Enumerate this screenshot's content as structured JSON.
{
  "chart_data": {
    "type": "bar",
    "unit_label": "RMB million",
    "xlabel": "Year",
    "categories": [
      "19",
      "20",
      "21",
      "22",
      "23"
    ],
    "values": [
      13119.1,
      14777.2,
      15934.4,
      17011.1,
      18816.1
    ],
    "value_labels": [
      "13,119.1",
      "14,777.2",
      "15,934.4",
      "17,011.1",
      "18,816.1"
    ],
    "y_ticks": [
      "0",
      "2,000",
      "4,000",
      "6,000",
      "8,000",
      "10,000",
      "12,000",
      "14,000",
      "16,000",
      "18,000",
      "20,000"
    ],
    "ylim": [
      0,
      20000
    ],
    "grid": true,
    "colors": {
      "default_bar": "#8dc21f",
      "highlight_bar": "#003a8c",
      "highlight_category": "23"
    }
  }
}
---
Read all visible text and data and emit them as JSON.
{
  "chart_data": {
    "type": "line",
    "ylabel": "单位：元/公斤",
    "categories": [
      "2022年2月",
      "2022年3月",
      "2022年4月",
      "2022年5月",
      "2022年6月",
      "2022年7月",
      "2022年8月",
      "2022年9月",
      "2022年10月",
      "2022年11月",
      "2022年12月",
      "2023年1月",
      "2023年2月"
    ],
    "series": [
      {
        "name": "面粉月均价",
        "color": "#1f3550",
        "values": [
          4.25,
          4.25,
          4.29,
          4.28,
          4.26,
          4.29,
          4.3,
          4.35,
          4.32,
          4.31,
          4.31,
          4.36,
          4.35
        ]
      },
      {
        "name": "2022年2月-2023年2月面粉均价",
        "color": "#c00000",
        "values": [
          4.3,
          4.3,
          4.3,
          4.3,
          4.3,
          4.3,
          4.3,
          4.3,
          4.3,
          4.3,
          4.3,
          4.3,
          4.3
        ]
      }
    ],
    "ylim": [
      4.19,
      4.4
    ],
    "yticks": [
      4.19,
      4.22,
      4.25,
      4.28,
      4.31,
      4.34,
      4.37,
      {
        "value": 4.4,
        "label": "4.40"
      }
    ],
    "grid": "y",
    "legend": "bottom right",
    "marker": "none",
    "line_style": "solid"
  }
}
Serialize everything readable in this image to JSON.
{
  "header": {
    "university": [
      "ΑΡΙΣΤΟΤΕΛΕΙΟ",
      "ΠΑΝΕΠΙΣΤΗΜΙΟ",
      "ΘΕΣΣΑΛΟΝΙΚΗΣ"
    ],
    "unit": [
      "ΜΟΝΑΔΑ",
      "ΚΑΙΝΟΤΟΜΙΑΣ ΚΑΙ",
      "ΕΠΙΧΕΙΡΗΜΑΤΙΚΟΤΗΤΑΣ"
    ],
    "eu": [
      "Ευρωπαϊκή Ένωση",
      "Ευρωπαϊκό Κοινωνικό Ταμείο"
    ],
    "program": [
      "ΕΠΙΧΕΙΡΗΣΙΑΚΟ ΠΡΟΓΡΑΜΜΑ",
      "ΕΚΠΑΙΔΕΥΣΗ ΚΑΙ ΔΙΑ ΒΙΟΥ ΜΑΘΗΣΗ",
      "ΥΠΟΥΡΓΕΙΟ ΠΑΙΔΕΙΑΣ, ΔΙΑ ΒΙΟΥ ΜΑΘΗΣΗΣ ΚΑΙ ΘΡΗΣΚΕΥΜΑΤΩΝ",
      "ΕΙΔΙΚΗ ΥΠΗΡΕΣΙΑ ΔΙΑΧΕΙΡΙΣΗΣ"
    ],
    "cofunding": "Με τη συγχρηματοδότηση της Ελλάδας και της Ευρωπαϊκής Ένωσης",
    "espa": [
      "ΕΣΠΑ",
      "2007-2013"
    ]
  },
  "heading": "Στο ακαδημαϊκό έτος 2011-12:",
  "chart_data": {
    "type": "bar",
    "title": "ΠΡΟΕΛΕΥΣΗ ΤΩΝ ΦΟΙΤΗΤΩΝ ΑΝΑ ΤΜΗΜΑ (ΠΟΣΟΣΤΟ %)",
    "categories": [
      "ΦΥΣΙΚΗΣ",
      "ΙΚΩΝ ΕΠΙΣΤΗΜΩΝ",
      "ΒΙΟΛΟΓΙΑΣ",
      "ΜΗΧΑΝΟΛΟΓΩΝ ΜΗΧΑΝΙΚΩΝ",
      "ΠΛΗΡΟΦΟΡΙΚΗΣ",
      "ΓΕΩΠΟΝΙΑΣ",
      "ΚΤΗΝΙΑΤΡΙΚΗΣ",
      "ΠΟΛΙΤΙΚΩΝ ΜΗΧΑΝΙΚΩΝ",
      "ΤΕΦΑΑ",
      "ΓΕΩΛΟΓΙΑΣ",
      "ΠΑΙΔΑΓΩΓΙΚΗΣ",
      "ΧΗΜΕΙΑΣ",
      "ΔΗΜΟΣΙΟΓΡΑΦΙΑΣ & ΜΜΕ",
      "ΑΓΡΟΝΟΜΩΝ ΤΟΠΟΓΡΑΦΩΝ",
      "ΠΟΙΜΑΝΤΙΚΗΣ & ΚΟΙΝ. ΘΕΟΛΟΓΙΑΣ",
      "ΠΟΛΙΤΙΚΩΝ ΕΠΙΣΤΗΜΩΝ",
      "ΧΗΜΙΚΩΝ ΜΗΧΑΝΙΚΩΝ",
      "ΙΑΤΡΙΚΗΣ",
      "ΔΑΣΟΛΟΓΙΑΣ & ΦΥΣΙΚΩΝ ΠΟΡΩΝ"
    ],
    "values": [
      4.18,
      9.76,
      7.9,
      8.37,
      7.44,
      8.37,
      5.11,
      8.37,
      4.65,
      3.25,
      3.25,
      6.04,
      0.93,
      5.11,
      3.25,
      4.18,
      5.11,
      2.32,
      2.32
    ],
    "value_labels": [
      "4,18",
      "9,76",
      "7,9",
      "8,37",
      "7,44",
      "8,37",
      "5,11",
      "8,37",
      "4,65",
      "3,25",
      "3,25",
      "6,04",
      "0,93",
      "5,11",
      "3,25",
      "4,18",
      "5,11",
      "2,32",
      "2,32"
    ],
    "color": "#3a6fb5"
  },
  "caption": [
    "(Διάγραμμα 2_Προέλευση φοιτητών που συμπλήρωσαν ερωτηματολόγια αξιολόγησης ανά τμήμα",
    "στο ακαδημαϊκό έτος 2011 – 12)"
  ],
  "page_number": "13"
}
---
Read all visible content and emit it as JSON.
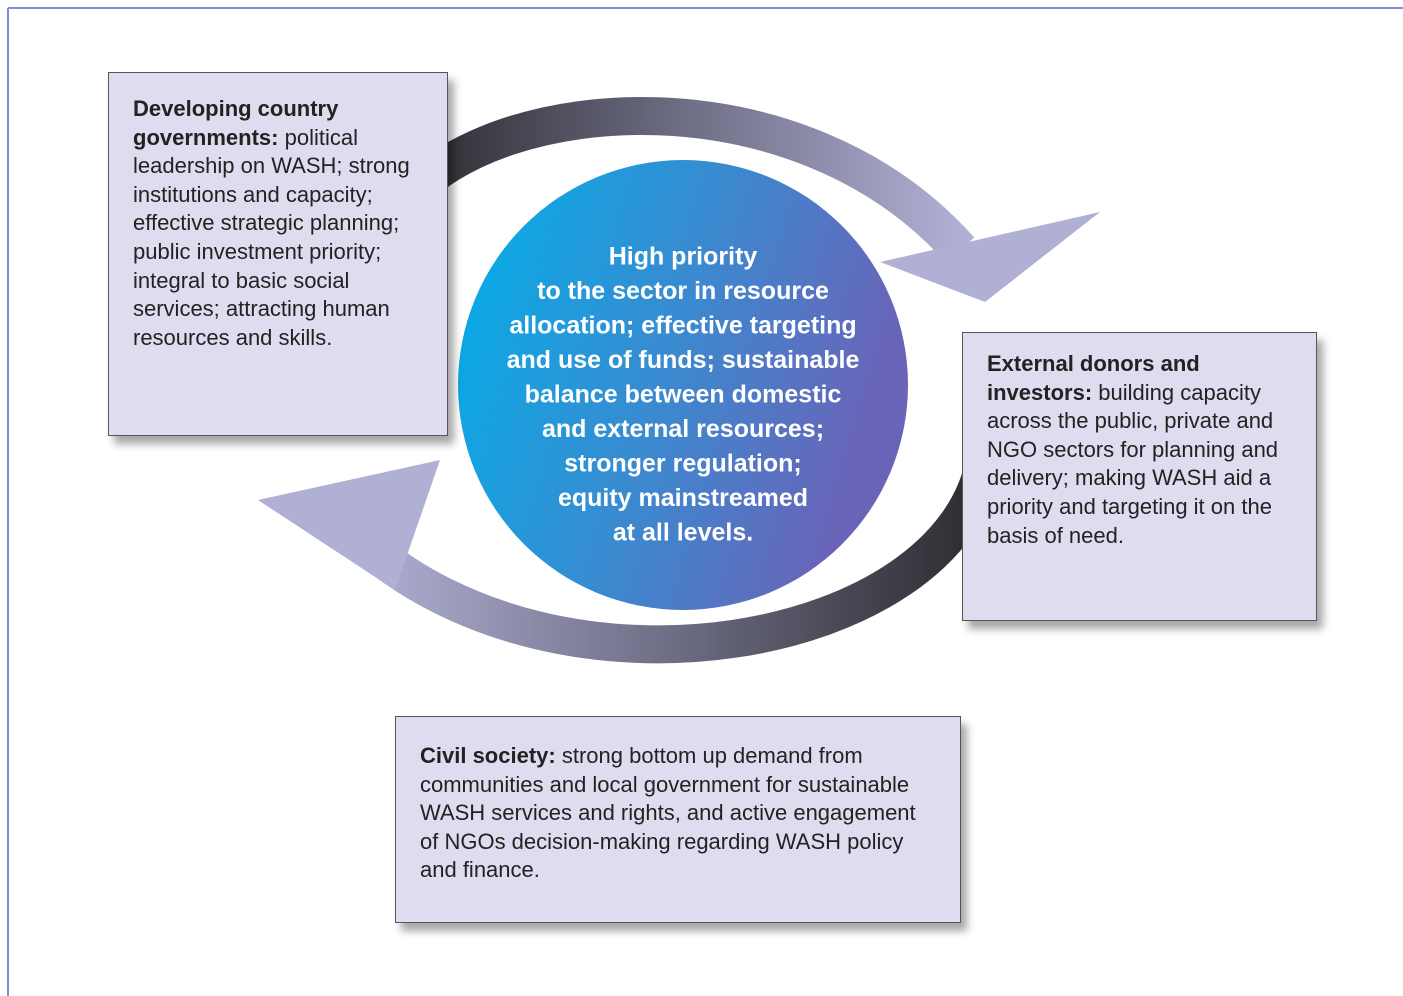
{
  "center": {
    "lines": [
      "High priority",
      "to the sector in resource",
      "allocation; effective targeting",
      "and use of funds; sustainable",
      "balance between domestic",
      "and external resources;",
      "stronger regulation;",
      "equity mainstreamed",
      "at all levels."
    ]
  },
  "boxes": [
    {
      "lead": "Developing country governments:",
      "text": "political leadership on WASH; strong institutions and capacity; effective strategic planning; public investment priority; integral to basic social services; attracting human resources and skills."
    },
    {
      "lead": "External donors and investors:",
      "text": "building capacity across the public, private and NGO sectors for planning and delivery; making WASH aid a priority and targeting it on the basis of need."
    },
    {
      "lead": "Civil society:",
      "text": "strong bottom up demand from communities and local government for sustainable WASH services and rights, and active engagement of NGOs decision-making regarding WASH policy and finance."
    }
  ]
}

* **SHORT PROBLEM**
Of the lines in the records, determine how many contain the word "content", and report that number alone.

* **SOLUTION BELOW**
2